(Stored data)
[Begin]
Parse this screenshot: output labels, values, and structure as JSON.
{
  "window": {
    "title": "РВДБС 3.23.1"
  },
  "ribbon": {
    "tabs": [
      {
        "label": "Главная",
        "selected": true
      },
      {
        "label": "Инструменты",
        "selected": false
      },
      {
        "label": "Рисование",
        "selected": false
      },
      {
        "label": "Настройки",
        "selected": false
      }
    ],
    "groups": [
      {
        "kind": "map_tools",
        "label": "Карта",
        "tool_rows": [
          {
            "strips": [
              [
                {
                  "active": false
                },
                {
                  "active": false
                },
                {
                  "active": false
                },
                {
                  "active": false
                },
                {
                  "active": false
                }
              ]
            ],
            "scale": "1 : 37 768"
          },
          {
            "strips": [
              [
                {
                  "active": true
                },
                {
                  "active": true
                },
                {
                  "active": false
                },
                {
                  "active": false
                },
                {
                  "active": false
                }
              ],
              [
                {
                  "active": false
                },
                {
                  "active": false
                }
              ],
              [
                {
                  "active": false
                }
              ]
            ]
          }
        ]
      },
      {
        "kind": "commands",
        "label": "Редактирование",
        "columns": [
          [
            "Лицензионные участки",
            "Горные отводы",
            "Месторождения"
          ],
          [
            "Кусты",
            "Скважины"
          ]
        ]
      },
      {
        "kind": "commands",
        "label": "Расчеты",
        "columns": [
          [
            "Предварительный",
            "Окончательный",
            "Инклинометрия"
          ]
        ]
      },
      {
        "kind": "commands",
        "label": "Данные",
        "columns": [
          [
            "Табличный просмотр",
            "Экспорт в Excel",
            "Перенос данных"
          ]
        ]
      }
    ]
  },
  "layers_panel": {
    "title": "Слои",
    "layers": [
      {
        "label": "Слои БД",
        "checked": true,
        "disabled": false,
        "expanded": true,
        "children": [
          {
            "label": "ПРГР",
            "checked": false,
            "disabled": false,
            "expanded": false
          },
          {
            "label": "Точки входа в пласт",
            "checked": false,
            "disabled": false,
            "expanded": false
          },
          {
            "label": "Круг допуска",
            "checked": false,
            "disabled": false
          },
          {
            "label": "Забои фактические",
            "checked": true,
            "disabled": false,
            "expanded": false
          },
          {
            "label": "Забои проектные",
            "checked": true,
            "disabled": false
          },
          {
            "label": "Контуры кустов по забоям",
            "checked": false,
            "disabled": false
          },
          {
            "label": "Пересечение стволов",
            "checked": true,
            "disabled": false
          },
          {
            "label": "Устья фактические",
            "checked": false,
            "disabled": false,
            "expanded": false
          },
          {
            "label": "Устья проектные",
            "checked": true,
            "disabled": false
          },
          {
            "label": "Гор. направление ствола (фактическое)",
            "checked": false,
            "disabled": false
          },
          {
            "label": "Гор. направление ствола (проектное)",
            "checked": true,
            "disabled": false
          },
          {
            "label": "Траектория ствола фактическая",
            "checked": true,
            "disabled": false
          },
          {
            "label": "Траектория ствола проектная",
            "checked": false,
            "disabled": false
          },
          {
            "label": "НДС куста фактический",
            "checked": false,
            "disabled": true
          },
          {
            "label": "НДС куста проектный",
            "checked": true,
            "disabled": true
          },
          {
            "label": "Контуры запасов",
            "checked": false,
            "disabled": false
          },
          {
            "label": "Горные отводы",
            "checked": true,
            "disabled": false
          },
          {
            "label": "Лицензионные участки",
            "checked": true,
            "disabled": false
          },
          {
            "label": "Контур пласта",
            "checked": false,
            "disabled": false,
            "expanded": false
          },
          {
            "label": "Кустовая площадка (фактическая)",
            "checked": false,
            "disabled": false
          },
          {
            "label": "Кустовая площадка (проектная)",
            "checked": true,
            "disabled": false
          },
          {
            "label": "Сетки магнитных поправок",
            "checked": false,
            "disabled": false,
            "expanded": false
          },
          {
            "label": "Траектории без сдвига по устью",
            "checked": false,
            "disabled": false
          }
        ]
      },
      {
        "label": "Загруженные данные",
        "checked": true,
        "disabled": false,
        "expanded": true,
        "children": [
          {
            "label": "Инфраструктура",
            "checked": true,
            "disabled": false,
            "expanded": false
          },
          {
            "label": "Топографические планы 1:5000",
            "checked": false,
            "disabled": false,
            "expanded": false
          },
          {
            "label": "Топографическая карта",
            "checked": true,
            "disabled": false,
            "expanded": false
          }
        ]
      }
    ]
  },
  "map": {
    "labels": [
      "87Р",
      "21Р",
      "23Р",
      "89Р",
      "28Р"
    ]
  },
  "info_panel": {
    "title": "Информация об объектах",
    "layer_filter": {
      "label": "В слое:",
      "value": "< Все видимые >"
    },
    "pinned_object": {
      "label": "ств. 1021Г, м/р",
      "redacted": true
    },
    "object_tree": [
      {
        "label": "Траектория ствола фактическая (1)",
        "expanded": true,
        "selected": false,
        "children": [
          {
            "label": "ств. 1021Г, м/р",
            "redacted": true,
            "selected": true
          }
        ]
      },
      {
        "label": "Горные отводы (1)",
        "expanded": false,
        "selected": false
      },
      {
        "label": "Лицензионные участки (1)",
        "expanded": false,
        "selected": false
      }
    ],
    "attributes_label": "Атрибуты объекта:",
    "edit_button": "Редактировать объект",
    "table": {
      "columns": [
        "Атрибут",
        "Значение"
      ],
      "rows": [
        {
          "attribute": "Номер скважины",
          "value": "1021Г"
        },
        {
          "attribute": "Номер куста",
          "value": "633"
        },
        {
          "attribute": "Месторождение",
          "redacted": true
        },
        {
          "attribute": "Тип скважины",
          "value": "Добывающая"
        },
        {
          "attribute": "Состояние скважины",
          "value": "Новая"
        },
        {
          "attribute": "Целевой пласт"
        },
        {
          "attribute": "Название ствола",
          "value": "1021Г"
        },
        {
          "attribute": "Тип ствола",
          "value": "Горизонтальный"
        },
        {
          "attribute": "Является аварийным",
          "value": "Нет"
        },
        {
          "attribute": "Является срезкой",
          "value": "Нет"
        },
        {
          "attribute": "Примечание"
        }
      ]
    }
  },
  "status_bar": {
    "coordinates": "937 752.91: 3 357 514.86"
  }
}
[End]
• AIM OF THE EXERCISE
Identify and copy lines that hold the string "фактические".

• ANSWER TO THE PROBLEM
            "label": "Забои фактические",
            "label": "Устья фактические",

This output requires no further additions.